▶ **Data records**
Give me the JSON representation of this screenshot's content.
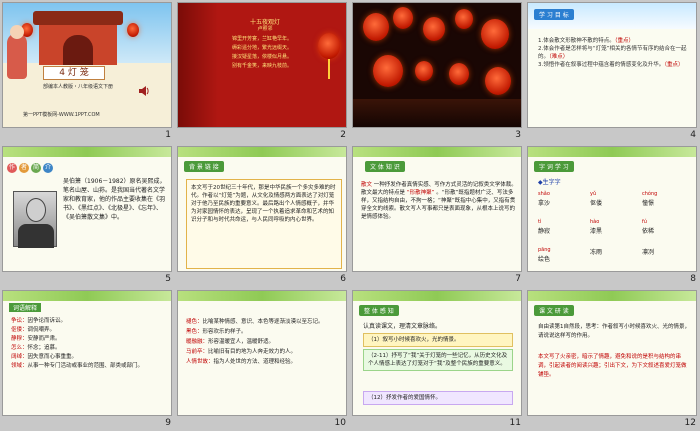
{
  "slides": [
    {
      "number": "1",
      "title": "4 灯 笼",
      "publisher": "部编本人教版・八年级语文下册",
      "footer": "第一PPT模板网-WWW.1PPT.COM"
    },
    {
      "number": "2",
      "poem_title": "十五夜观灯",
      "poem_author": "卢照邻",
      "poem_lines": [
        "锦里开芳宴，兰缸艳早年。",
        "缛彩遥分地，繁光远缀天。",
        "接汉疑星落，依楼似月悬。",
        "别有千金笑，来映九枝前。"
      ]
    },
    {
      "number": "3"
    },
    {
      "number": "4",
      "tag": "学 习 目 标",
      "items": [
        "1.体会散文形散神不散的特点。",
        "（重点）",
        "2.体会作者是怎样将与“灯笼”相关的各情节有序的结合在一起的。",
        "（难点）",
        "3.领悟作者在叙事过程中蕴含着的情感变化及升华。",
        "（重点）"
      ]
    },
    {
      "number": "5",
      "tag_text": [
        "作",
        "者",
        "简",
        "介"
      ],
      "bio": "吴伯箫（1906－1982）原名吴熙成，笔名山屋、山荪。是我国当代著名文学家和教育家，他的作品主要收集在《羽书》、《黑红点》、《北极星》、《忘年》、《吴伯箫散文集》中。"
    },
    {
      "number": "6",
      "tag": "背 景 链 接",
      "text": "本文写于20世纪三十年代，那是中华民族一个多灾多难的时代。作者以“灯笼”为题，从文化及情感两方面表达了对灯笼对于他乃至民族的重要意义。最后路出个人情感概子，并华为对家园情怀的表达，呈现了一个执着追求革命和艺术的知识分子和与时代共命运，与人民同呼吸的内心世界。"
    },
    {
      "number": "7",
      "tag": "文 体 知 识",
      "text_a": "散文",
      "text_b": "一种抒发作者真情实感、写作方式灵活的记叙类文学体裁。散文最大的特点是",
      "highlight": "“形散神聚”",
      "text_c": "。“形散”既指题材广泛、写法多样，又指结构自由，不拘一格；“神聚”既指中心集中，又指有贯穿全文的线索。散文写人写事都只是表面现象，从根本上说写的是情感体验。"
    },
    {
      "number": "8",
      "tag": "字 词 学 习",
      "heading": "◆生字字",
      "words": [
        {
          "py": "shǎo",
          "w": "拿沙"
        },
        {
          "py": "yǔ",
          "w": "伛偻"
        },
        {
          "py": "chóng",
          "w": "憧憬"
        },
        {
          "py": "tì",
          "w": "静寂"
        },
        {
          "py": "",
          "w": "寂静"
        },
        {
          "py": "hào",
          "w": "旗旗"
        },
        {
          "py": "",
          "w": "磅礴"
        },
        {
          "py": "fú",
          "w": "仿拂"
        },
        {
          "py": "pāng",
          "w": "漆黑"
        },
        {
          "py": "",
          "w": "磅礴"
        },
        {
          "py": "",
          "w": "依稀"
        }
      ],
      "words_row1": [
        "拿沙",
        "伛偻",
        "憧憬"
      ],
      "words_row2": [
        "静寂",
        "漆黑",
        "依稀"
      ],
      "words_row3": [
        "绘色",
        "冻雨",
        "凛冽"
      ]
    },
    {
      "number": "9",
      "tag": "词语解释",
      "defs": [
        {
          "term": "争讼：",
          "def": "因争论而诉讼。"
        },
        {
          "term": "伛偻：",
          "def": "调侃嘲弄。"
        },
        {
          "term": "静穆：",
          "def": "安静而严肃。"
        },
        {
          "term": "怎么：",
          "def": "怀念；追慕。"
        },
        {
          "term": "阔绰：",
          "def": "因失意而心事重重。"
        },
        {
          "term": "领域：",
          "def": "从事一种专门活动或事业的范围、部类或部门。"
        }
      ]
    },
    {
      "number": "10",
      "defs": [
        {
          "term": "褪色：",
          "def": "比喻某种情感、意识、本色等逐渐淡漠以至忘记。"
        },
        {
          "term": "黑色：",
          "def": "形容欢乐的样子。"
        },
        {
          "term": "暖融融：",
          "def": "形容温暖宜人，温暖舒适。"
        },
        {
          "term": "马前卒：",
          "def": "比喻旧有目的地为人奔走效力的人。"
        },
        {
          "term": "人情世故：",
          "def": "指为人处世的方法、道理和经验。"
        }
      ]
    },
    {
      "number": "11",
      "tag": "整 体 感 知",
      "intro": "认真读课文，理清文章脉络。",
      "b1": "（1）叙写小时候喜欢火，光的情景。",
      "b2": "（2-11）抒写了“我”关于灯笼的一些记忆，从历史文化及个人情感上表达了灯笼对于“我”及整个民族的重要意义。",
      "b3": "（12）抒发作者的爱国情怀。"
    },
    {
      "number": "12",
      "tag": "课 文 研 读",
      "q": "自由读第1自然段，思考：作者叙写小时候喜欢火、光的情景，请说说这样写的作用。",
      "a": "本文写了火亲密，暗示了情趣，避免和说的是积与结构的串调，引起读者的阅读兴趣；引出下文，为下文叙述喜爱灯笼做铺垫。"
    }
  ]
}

▶ **Requirements**
Copy the records word for word, leaving no picture in the copy.

▶ **Answer in full**
Give me the JSON representation of this screenshot's content.
{
  "slides": [
    {
      "number": "1",
      "title": "4 灯 笼",
      "publisher": "部编本人教版・八年级语文下册",
      "footer": "第一PPT模板网-WWW.1PPT.COM"
    },
    {
      "number": "2",
      "poem_title": "十五夜观灯",
      "poem_author": "卢照邻",
      "poem_lines": [
        "锦里开芳宴，兰缸艳早年。",
        "缛彩遥分地，繁光远缀天。",
        "接汉疑星落，依楼似月悬。",
        "别有千金笑，来映九枝前。"
      ]
    },
    {
      "number": "3"
    },
    {
      "number": "4",
      "tag": "学 习 目 标",
      "items": [
        "1.体会散文形散神不散的特点。",
        "（重点）",
        "2.体会作者是怎样将与“灯笼”相关的各情节有序的结合在一起的。",
        "（难点）",
        "3.领悟作者在叙事过程中蕴含着的情感变化及升华。",
        "（重点）"
      ]
    },
    {
      "number": "5",
      "tag_text": [
        "作",
        "者",
        "简",
        "介"
      ],
      "bio": "吴伯箫（1906－1982）原名吴熙成，笔名山屋、山荪。是我国当代著名文学家和教育家，他的作品主要收集在《羽书》、《黑红点》、《北极星》、《忘年》、《吴伯箫散文集》中。"
    },
    {
      "number": "6",
      "tag": "背 景 链 接",
      "text": "本文写于20世纪三十年代，那是中华民族一个多灾多难的时代。作者以“灯笼”为题，从文化及情感两方面表达了对灯笼对于他乃至民族的重要意义。最后路出个人情感概子，并华为对家园情怀的表达，呈现了一个执着追求革命和艺术的知识分子和与时代共命运，与人民同呼吸的内心世界。"
    },
    {
      "number": "7",
      "tag": "文 体 知 识",
      "text_a": "散文",
      "text_b": "一种抒发作者真情实感、写作方式灵活的记叙类文学体裁。散文最大的特点是",
      "highlight": "“形散神聚”",
      "text_c": "。“形散”既指题材广泛、写法多样，又指结构自由，不拘一格；“神聚”既指中心集中，又指有贯穿全文的线索。散文写人写事都只是表面现象，从根本上说写的是情感体验。"
    },
    {
      "number": "8",
      "tag": "字 词 学 习",
      "heading": "◆生字字",
      "words": [
        {
          "py": "shǎo",
          "w": "拿沙"
        },
        {
          "py": "yǔ",
          "w": "伛偻"
        },
        {
          "py": "chóng",
          "w": "憧憬"
        },
        {
          "py": "tì",
          "w": "静寂"
        },
        {
          "py": "",
          "w": "寂静"
        },
        {
          "py": "hào",
          "w": "旗旗"
        },
        {
          "py": "",
          "w": "磅礴"
        },
        {
          "py": "fú",
          "w": "仿拂"
        },
        {
          "py": "pāng",
          "w": "漆黑"
        },
        {
          "py": "",
          "w": "磅礴"
        },
        {
          "py": "",
          "w": "依稀"
        }
      ],
      "words_row1": [
        "拿沙",
        "伛偻",
        "憧憬"
      ],
      "words_row2": [
        "静寂",
        "漆黑",
        "依稀"
      ],
      "words_row3": [
        "绘色",
        "冻雨",
        "凛冽"
      ]
    },
    {
      "number": "9",
      "tag": "词语解释",
      "defs": [
        {
          "term": "争讼：",
          "def": "因争论而诉讼。"
        },
        {
          "term": "伛偻：",
          "def": "调侃嘲弄。"
        },
        {
          "term": "静穆：",
          "def": "安静而严肃。"
        },
        {
          "term": "怎么：",
          "def": "怀念；追慕。"
        },
        {
          "term": "阔绰：",
          "def": "因失意而心事重重。"
        },
        {
          "term": "领域：",
          "def": "从事一种专门活动或事业的范围、部类或部门。"
        }
      ]
    },
    {
      "number": "10",
      "defs": [
        {
          "term": "褪色：",
          "def": "比喻某种情感、意识、本色等逐渐淡漠以至忘记。"
        },
        {
          "term": "黑色：",
          "def": "形容欢乐的样子。"
        },
        {
          "term": "暖融融：",
          "def": "形容温暖宜人，温暖舒适。"
        },
        {
          "term": "马前卒：",
          "def": "比喻旧有目的地为人奔走效力的人。"
        },
        {
          "term": "人情世故：",
          "def": "指为人处世的方法、道理和经验。"
        }
      ]
    },
    {
      "number": "11",
      "tag": "整 体 感 知",
      "intro": "认真读课文，理清文章脉络。",
      "b1": "（1）叙写小时候喜欢火，光的情景。",
      "b2": "（2-11）抒写了“我”关于灯笼的一些记忆，从历史文化及个人情感上表达了灯笼对于“我”及整个民族的重要意义。",
      "b3": "（12）抒发作者的爱国情怀。"
    },
    {
      "number": "12",
      "tag": "课 文 研 读",
      "q": "自由读第1自然段，思考：作者叙写小时候喜欢火、光的情景，请说说这样写的作用。",
      "a": "本文写了火亲密，暗示了情趣，避免和说的是积与结构的串调，引起读者的阅读兴趣；引出下文，为下文叙述喜爱灯笼做铺垫。"
    }
  ]
}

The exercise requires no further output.